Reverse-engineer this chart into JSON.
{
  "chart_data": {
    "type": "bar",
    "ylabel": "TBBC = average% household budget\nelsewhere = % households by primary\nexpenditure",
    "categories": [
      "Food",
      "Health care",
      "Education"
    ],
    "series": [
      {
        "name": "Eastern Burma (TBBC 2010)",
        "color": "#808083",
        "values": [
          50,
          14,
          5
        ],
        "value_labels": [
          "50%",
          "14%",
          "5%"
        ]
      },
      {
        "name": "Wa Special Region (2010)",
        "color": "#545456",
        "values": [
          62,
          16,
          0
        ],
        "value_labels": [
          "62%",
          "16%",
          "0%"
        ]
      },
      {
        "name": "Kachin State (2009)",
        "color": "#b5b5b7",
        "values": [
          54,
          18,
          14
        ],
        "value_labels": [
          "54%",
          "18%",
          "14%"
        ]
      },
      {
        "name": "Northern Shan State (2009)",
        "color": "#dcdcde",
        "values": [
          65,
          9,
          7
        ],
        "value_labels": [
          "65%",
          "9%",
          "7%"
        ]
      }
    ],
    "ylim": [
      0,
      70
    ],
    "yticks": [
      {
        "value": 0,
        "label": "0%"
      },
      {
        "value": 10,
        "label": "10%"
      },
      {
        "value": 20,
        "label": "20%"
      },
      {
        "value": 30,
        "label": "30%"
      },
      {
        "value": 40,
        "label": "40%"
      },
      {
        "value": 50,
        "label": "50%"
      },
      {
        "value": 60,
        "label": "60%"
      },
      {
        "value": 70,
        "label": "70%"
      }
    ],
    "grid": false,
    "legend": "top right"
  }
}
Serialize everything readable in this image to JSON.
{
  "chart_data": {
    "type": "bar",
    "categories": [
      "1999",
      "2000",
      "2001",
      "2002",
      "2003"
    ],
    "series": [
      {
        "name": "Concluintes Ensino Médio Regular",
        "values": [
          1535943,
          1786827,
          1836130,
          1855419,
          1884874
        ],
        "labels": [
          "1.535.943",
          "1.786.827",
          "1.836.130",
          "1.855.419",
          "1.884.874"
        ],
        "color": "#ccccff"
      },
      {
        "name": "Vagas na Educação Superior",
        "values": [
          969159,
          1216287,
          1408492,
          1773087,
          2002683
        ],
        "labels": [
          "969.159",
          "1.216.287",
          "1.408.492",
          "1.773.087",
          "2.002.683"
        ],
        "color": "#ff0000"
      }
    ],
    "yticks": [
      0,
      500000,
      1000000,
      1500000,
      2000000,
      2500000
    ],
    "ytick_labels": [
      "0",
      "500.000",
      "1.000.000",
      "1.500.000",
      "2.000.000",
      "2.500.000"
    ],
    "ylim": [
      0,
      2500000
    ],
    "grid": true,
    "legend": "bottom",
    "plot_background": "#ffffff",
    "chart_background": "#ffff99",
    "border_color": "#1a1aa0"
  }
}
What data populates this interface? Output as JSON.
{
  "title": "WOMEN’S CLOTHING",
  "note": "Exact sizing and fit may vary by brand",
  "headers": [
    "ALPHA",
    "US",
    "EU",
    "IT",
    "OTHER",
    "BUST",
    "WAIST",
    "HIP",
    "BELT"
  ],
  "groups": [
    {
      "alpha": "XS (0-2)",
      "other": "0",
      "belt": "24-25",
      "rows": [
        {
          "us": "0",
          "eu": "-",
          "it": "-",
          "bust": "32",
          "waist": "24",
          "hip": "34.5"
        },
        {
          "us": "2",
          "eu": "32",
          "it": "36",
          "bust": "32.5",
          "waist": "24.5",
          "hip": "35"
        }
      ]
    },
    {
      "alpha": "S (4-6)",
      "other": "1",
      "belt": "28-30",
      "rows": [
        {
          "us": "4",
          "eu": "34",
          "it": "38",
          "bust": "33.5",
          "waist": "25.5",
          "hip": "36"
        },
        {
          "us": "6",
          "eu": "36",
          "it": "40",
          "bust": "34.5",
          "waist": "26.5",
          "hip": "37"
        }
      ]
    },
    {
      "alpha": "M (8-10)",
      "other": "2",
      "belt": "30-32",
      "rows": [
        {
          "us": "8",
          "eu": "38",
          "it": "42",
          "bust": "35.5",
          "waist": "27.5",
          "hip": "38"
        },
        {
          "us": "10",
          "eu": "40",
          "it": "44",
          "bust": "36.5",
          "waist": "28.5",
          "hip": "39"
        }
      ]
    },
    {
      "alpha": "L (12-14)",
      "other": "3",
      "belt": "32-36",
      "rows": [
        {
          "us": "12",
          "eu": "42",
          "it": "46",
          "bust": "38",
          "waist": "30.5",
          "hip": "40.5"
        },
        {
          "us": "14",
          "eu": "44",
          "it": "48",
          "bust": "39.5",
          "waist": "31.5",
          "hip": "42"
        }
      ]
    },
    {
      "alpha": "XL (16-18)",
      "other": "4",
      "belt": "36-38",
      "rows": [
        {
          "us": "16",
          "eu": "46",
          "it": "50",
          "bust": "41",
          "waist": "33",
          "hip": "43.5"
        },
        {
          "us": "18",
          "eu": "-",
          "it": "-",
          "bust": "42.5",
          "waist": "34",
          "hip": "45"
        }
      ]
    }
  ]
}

###

Write out the listing once more, matching it exactly.

Answer in full:
Reverse-engineer this chart into JSON.
{
  "chart_data": {
    "type": "bar",
    "ylabel": "TBBC = average% household budget\nelsewhere = % households by primary\nexpenditure",
    "categories": [
      "Food",
      "Health care",
      "Education"
    ],
    "series": [
      {
        "name": "Eastern Burma (TBBC 2010)",
        "color": "#808083",
        "values": [
          50,
          14,
          5
        ],
        "value_labels": [
          "50%",
          "14%",
          "5%"
        ]
      },
      {
        "name": "Wa Special Region (2010)",
        "color": "#545456",
        "values": [
          62,
          16,
          0
        ],
        "value_labels": [
          "62%",
          "16%",
          "0%"
        ]
      },
      {
        "name": "Kachin State (2009)",
        "color": "#b5b5b7",
        "values": [
          54,
          18,
          14
        ],
        "value_labels": [
          "54%",
          "18%",
          "14%"
        ]
      },
      {
        "name": "Northern Shan State (2009)",
        "color": "#dcdcde",
        "values": [
          65,
          9,
          7
        ],
        "value_labels": [
          "65%",
          "9%",
          "7%"
        ]
      }
    ],
    "ylim": [
      0,
      70
    ],
    "yticks": [
      {
        "value": 0,
        "label": "0%"
      },
      {
        "value": 10,
        "label": "10%"
      },
      {
        "value": 20,
        "label": "20%"
      },
      {
        "value": 30,
        "label": "30%"
      },
      {
        "value": 40,
        "label": "40%"
      },
      {
        "value": 50,
        "label": "50%"
      },
      {
        "value": 60,
        "label": "60%"
      },
      {
        "value": 70,
        "label": "70%"
      }
    ],
    "grid": false,
    "legend": "top right"
  }
}
Serialize everything readable in this image to JSON.
{
  "chart_data": {
    "type": "bar",
    "categories": [
      "1999",
      "2000",
      "2001",
      "2002",
      "2003"
    ],
    "series": [
      {
        "name": "Concluintes Ensino Médio Regular",
        "values": [
          1535943,
          1786827,
          1836130,
          1855419,
          1884874
        ],
        "labels": [
          "1.535.943",
          "1.786.827",
          "1.836.130",
          "1.855.419",
          "1.884.874"
        ],
        "color": "#ccccff"
      },
      {
        "name": "Vagas na Educação Superior",
        "values": [
          969159,
          1216287,
          1408492,
          1773087,
          2002683
        ],
        "labels": [
          "969.159",
          "1.216.287",
          "1.408.492",
          "1.773.087",
          "2.002.683"
        ],
        "color": "#ff0000"
      }
    ],
    "yticks": [
      0,
      500000,
      1000000,
      1500000,
      2000000,
      2500000
    ],
    "ytick_labels": [
      "0",
      "500.000",
      "1.000.000",
      "1.500.000",
      "2.000.000",
      "2.500.000"
    ],
    "ylim": [
      0,
      2500000
    ],
    "grid": true,
    "legend": "bottom",
    "plot_background": "#ffffff",
    "chart_background": "#ffff99",
    "border_color": "#1a1aa0"
  }
}
What data populates this interface? Output as JSON.
{
  "title": "WOMEN’S CLOTHING",
  "note": "Exact sizing and fit may vary by brand",
  "headers": [
    "ALPHA",
    "US",
    "EU",
    "IT",
    "OTHER",
    "BUST",
    "WAIST",
    "HIP",
    "BELT"
  ],
  "groups": [
    {
      "alpha": "XS (0-2)",
      "other": "0",
      "belt": "24-25",
      "rows": [
        {
          "us": "0",
          "eu": "-",
          "it": "-",
          "bust": "32",
          "waist": "24",
          "hip": "34.5"
        },
        {
          "us": "2",
          "eu": "32",
          "it": "36",
          "bust": "32.5",
          "waist": "24.5",
          "hip": "35"
        }
      ]
    },
    {
      "alpha": "S (4-6)",
      "other": "1",
      "belt": "28-30",
      "rows": [
        {
          "us": "4",
          "eu": "34",
          "it": "38",
          "bust": "33.5",
          "waist": "25.5",
          "hip": "36"
        },
        {
          "us": "6",
          "eu": "36",
          "it": "40",
          "bust": "34.5",
          "waist": "26.5",
          "hip": "37"
        }
      ]
    },
    {
      "alpha": "M (8-10)",
      "other": "2",
      "belt": "30-32",
      "rows": [
        {
          "us": "8",
          "eu": "38",
          "it": "42",
          "bust": "35.5",
          "waist": "27.5",
          "hip": "38"
        },
        {
          "us": "10",
          "eu": "40",
          "it": "44",
          "bust": "36.5",
          "waist": "28.5",
          "hip": "39"
        }
      ]
    },
    {
      "alpha": "L (12-14)",
      "other": "3",
      "belt": "32-36",
      "rows": [
        {
          "us": "12",
          "eu": "42",
          "it": "46",
          "bust": "38",
          "waist": "30.5",
          "hip": "40.5"
        },
        {
          "us": "14",
          "eu": "44",
          "it": "48",
          "bust": "39.5",
          "waist": "31.5",
          "hip": "42"
        }
      ]
    },
    {
      "alpha": "XL (16-18)",
      "other": "4",
      "belt": "36-38",
      "rows": [
        {
          "us": "16",
          "eu": "46",
          "it": "50",
          "bust": "41",
          "waist": "33",
          "hip": "43.5"
        },
        {
          "us": "18",
          "eu": "-",
          "it": "-",
          "bust": "42.5",
          "waist": "34",
          "hip": "45"
        }
      ]
    }
  ]
}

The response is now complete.